• **Aim**
Copy all lines that contain the word "based".

• **Records shown**
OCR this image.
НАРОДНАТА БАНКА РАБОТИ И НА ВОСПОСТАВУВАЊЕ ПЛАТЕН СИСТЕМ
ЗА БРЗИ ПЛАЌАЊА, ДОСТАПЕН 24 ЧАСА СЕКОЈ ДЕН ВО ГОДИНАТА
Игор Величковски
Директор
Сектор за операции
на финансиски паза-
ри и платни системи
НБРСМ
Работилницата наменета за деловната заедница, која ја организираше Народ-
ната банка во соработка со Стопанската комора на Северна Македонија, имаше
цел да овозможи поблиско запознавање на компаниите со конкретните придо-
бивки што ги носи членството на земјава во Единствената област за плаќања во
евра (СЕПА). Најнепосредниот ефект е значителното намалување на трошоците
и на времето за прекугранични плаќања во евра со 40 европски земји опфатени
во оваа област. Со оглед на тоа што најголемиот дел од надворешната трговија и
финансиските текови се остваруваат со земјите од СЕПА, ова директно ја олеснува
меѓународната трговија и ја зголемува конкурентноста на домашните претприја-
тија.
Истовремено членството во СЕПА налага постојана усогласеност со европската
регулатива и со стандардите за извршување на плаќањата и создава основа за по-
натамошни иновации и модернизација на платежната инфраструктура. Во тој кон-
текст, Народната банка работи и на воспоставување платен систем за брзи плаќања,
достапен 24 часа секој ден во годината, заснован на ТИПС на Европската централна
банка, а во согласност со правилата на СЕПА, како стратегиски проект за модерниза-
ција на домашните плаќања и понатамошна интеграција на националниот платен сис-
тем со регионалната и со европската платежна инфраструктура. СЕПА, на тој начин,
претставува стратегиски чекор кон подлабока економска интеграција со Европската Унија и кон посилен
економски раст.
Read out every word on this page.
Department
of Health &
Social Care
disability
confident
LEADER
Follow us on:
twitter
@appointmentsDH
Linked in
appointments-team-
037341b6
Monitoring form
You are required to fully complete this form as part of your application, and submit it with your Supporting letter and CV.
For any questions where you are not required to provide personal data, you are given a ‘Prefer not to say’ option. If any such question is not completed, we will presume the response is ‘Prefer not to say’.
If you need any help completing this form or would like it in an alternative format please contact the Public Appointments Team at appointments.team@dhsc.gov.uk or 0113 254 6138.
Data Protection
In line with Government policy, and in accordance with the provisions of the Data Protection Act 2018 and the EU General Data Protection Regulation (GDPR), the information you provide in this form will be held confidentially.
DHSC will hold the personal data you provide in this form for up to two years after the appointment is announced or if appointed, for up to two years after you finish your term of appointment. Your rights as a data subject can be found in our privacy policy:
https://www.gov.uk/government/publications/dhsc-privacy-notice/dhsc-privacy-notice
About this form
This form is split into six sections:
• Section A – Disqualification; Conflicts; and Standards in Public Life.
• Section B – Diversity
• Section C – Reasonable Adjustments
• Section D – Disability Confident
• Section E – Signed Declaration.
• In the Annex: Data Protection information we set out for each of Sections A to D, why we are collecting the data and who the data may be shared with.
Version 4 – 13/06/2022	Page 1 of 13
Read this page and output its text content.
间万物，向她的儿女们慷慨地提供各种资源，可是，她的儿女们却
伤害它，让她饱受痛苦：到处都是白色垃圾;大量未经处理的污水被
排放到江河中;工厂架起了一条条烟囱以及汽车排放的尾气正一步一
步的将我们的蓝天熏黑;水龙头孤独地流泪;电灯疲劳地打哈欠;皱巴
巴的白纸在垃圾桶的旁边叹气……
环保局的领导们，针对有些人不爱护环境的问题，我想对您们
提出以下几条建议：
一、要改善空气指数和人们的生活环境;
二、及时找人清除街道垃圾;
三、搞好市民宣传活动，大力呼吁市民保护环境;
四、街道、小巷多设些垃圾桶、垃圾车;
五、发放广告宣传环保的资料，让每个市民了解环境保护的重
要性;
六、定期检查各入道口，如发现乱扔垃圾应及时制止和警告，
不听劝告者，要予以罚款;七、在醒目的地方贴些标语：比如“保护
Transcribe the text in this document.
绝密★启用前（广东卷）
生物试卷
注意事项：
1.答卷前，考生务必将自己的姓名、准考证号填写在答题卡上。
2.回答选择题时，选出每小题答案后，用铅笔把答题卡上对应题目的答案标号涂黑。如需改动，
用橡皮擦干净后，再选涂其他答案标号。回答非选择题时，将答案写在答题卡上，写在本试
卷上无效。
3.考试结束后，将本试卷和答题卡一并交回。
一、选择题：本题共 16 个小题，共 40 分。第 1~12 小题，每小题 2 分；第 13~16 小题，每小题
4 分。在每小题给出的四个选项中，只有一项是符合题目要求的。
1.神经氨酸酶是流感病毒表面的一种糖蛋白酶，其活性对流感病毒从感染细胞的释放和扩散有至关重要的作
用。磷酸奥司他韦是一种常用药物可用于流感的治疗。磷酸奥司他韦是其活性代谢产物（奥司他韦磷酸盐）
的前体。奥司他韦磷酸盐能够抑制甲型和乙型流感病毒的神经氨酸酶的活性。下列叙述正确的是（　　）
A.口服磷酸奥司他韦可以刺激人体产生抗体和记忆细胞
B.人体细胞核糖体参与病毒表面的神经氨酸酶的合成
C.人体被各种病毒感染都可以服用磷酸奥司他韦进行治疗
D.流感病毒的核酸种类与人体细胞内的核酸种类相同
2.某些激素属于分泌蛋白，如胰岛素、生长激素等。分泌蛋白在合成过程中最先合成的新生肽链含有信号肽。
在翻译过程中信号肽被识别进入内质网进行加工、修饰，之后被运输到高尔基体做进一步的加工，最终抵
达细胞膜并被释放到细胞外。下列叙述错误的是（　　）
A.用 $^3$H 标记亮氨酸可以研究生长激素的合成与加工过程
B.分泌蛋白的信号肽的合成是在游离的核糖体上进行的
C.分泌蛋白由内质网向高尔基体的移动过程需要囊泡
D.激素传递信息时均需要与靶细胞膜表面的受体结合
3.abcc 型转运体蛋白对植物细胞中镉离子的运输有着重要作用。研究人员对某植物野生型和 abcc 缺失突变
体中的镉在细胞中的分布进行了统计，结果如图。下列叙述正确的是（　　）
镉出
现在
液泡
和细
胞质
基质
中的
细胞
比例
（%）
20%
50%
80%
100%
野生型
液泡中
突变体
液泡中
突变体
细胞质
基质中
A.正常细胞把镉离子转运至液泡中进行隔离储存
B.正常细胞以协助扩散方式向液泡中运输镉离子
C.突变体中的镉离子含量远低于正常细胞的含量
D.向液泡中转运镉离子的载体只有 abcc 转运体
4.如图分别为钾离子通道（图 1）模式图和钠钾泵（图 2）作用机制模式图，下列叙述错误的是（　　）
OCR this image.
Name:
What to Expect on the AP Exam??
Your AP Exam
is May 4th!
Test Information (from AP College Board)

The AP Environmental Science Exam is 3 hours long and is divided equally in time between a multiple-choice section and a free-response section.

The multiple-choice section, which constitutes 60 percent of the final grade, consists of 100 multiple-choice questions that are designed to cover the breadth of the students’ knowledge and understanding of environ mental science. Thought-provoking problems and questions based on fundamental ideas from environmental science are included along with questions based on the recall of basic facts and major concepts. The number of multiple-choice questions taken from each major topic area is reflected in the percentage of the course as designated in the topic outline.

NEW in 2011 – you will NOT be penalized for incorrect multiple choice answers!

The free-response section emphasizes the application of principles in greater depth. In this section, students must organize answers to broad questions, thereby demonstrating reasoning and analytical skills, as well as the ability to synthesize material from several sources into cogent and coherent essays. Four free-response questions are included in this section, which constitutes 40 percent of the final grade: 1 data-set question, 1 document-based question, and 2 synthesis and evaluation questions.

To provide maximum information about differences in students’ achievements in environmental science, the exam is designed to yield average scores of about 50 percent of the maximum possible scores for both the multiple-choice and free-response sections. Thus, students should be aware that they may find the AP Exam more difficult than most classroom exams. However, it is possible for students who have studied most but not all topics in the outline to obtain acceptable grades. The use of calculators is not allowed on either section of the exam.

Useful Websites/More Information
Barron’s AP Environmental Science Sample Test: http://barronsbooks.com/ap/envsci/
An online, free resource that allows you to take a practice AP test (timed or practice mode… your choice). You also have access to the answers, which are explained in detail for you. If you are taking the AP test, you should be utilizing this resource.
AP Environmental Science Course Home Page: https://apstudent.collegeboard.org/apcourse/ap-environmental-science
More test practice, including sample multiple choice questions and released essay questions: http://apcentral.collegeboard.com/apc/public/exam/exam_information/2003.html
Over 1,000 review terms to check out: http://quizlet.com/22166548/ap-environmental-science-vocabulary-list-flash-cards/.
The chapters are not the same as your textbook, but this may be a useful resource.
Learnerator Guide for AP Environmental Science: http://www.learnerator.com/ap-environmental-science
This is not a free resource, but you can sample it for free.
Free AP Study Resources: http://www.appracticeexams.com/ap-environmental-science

• **Output for this task**
The multiple-choice section, which constitutes 60 percent of the final grade, consists of 100 multiple-choice questions that are designed to cover the breadth of the students’ knowledge and understanding of environ mental science. Thought-provoking problems and questions based on fundamental ideas from environmental science are included along with questions based on the recall of basic facts and major concepts. The number of multiple-choice questions taken from each major topic area is reflected in the percentage of the course as designated in the topic outline.
The free-response section emphasizes the application of principles in greater depth. In this section, students must organize answers to broad questions, thereby demonstrating reasoning and analytical skills, as well as the ability to synthesize material from several sources into cogent and coherent essays. Four free-response questions are included in this section, which constitutes 40 percent of the final grade: 1 data-set question, 1 document-based question, and 2 synthesis and evaluation questions.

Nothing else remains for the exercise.